As cartas às sete igrejas da Ásia Menor também devem ser entendidas sobre o pano de fundo simbólico. Com certeza elas não eram as únicas igrejas da região, mas o simbolismo do número sete (que contém a idéia de perfeição e completação, para Summers ) nos dá a idéia de que a mensagem do Apocalipse deveria ser levada a todas as igrejas.

Estas cartas então, com sua estruturação formal de identificação do remetente, louvor pelas virtudes, queixa contra os defeitos, conselho e promessa, serviriam não só como admoestações pastorais, mas como introdução geral ao livro, demonstrando a universalidade de sua aplicabilidade.

> [Instrução 1]:
No trecho sobre as cartas às sete igrejas, que ideia o número sete contém, segundo Summers?
> [Instrução 2]:
Reproduza uma parte do trecho sobre as cartas às sete igrejas: comece nas palavras que trazem "Estas cartas então, com" e pare depois de "de sua aplicabilidade.".
> [Instrução 3]:
Prossiga com o trecho sobre as cartas às sete igrejas a partir do ponto em que ele termina.

> [Trecho do material]:
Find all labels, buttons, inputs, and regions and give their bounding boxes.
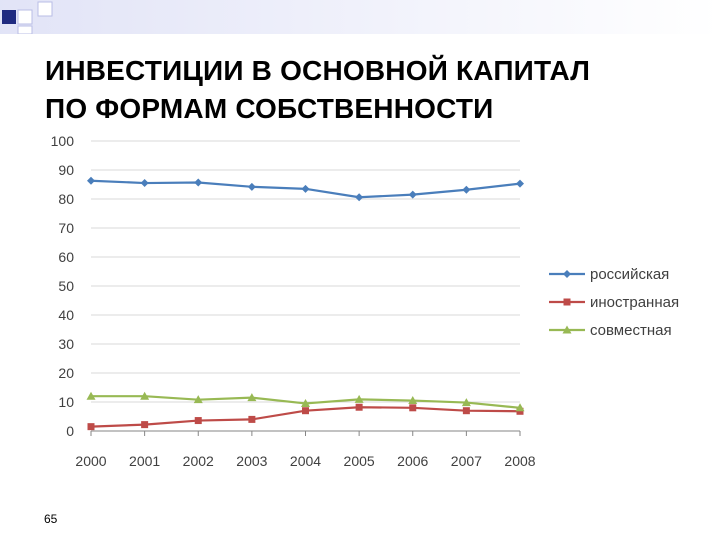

> [Resposta esperada 1]:
A ideia de perfeição e completação.

> [Resposta esperada 2]:
Estas cartas então, com sua estruturação formal de identificação do remetente, louvor pelas virtudes, queixa contra os defeitos, conselho e promessa, serviriam não só como admoestações pastorais, mas como introdução geral ao livro, demonstrando a universalidade de sua aplicabilidade.

> [Resposta esperada 3]:
O próximo momento do livro é o início do “Drama da Redenção” . Em primeiro lugar, Deus é louvado por todas as criaturas por Sua grandeza e santidade. Logo após, um livro selado é apresentado a João como símbolo da revelação. O choro do apóstolo pelo conteúdo do livro que não poderia ser aberto leva à pergunta crucial: “Quem é digno de abrir o livro?”. Então a figura principal é apresentada: Jesus Cristo, o Cordeiro de Deus, o Senhor da Revelação, o Digno de abrir o livro.

Sintomática é a apresentação destes dois momentos grandiosos: o louvor das criaturas a Deus Criador e o louvor ao Cordeiro, o Digno. Uma cristologia bastante evoluída (em função da tardia composição do livro) fica clara neste instante: não há diferença de nível de adoração a Deus e ao Cordeiro, o que já caracteriza a equivalência entre eles .
A apresentação do livro e do Cordeiro levam a uma mirabolante seqüência de fatos.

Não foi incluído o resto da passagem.